# [TASK DETAILS]
Below are records to transcribe exactly, without their pictures.

(Dataset records)

+-------+

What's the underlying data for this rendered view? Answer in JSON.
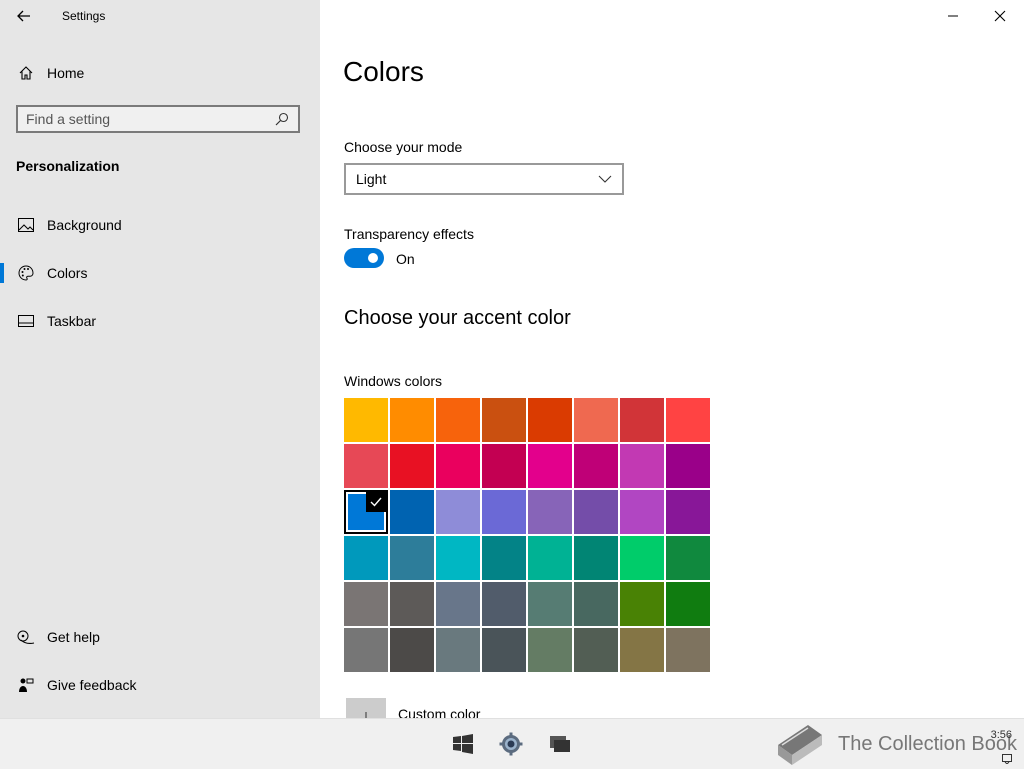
{
  "app": {
    "title": "Settings"
  },
  "sidebar": {
    "home_label": "Home",
    "search_placeholder": "Find a setting",
    "section": "Personalization",
    "items": [
      {
        "label": "Background",
        "icon": "image-icon"
      },
      {
        "label": "Colors",
        "icon": "palette-icon",
        "selected": true
      },
      {
        "label": "Taskbar",
        "icon": "taskbar-icon"
      }
    ],
    "footer": [
      {
        "label": "Get help",
        "icon": "help-icon"
      },
      {
        "label": "Give feedback",
        "icon": "feedback-icon"
      }
    ]
  },
  "main": {
    "title": "Colors",
    "mode_label": "Choose your mode",
    "mode_value": "Light",
    "transparency_label": "Transparency effects",
    "transparency_state": "On",
    "accent_heading": "Choose your accent color",
    "windows_colors_label": "Windows colors",
    "swatches": [
      "#ffb900",
      "#ff8c00",
      "#f7630c",
      "#ca5010",
      "#da3b01",
      "#ef6950",
      "#d13438",
      "#ff4343",
      "#e74856",
      "#e81123",
      "#ea005e",
      "#c30052",
      "#e3008c",
      "#bf0077",
      "#c239b3",
      "#9a0089",
      "#0078d7",
      "#0063b1",
      "#8e8cd8",
      "#6b69d6",
      "#8764b8",
      "#744da9",
      "#b146c2",
      "#881798",
      "#0099bc",
      "#2d7d9a",
      "#00b7c3",
      "#038387",
      "#00b294",
      "#018574",
      "#00cc6a",
      "#10893e",
      "#7a7574",
      "#5d5a58",
      "#68768a",
      "#515c6b",
      "#567c73",
      "#486860",
      "#498205",
      "#107c10",
      "#767676",
      "#4c4a48",
      "#69797e",
      "#4a5459",
      "#647c64",
      "#525e54",
      "#847545",
      "#7e735f"
    ],
    "selected_swatch_index": 16,
    "custom_color_label": "Custom color"
  },
  "taskbar": {
    "clock": "3:56",
    "watermark": "The Collection Book"
  },
  "colors": {
    "accent": "#0078d7",
    "sidebar_bg": "#e6e6e6"
  }
}
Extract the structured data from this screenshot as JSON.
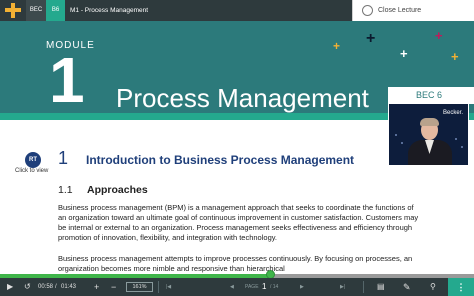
{
  "topbar": {
    "course_tag": "BEC",
    "section_tag": "B6",
    "module_title": "M1 - Process Management",
    "close_label": "Close Lecture"
  },
  "banner": {
    "module_label": "MODULE",
    "module_number": "1",
    "title": "Process Management",
    "accent_colors": [
      "#f2b134",
      "#0b1a2e",
      "#ffffff",
      "#c2185b"
    ]
  },
  "video": {
    "badge": "BEC 6",
    "brand": "Becker."
  },
  "content": {
    "rt_icon": "RT",
    "rt_caption": "Click to view",
    "section_number": "1",
    "section_title": "Introduction to Business Process Management",
    "subsection_number": "1.1",
    "subsection_title": "Approaches",
    "paragraph1": "Business process management (BPM) is a management approach that seeks to coordinate the functions of an organization toward an ultimate goal of continuous improvement in customer satisfaction. Customers may be internal or external to an organization. Process management seeks effectiveness and efficiency through promotion of innovation, flexibility, and integration with technology.",
    "paragraph2": "Business process management attempts to improve processes continuously. By focusing on processes, an organization becomes more nimble and responsive than hierarchical"
  },
  "player": {
    "progress": 0.57,
    "current_time": "00:58",
    "total_time": "01:43",
    "zoom": "161%",
    "page_label": "PAGE",
    "page_number": "1",
    "page_total": "/ 14",
    "colors": {
      "progress": "#3fb54a",
      "bar": "#2e3a3d",
      "accent": "#24a98e"
    }
  }
}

+-------+

# [CORRECT RESULT]
What's the underlying data for this rendered view? Answer in JSON.
{
  "app": {
    "title": "Settings"
  },
  "sidebar": {
    "home_label": "Home",
    "search_placeholder": "Find a setting",
    "section": "Personalization",
    "items": [
      {
        "label": "Background",
        "icon": "image-icon"
      },
      {
        "label": "Colors",
        "icon": "palette-icon",
        "selected": true
      },
      {
        "label": "Taskbar",
        "icon": "taskbar-icon"
      }
    ],
    "footer": [
      {
        "label": "Get help",
        "icon": "help-icon"
      },
      {
        "label": "Give feedback",
        "icon": "feedback-icon"
      }
    ]
  },
  "main": {
    "title": "Colors",
    "mode_label": "Choose your mode",
    "mode_value": "Light",
    "transparency_label": "Transparency effects",
    "transparency_state": "On",
    "accent_heading": "Choose your accent color",
    "windows_colors_label": "Windows colors",
    "swatches": [
      "#ffb900",
      "#ff8c00",
      "#f7630c",
      "#ca5010",
      "#da3b01",
      "#ef6950",
      "#d13438",
      "#ff4343",
      "#e74856",
      "#e81123",
      "#ea005e",
      "#c30052",
      "#e3008c",
      "#bf0077",
      "#c239b3",
      "#9a0089",
      "#0078d7",
      "#0063b1",
      "#8e8cd8",
      "#6b69d6",
      "#8764b8",
      "#744da9",
      "#b146c2",
      "#881798",
      "#0099bc",
      "#2d7d9a",
      "#00b7c3",
      "#038387",
      "#00b294",
      "#018574",
      "#00cc6a",
      "#10893e",
      "#7a7574",
      "#5d5a58",
      "#68768a",
      "#515c6b",
      "#567c73",
      "#486860",
      "#498205",
      "#107c10",
      "#767676",
      "#4c4a48",
      "#69797e",
      "#4a5459",
      "#647c64",
      "#525e54",
      "#847545",
      "#7e735f"
    ],
    "selected_swatch_index": 16,
    "custom_color_label": "Custom color"
  },
  "taskbar": {
    "clock": "3:56",
    "watermark": "The Collection Book"
  },
  "colors": {
    "accent": "#0078d7",
    "sidebar_bg": "#e6e6e6"
  }
}
Extract the structured data from this screenshot as JSON.
{
  "topbar": {
    "course_tag": "BEC",
    "section_tag": "B6",
    "module_title": "M1 - Process Management",
    "close_label": "Close Lecture"
  },
  "banner": {
    "module_label": "MODULE",
    "module_number": "1",
    "title": "Process Management",
    "accent_colors": [
      "#f2b134",
      "#0b1a2e",
      "#ffffff",
      "#c2185b"
    ]
  },
  "video": {
    "badge": "BEC 6",
    "brand": "Becker."
  },
  "content": {
    "rt_icon": "RT",
    "rt_caption": "Click to view",
    "section_number": "1",
    "section_title": "Introduction to Business Process Management",
    "subsection_number": "1.1",
    "subsection_title": "Approaches",
    "paragraph1": "Business process management (BPM) is a management approach that seeks to coordinate the functions of an organization toward an ultimate goal of continuous improvement in customer satisfaction. Customers may be internal or external to an organization. Process management seeks effectiveness and efficiency through promotion of innovation, flexibility, and integration with technology.",
    "paragraph2": "Business process management attempts to improve processes continuously. By focusing on processes, an organization becomes more nimble and responsive than hierarchical"
  },
  "player": {
    "progress": 0.57,
    "current_time": "00:58",
    "total_time": "01:43",
    "zoom": "161%",
    "page_label": "PAGE",
    "page_number": "1",
    "page_total": "/ 14",
    "colors": {
      "progress": "#3fb54a",
      "bar": "#2e3a3d",
      "accent": "#24a98e"
    }
  }
}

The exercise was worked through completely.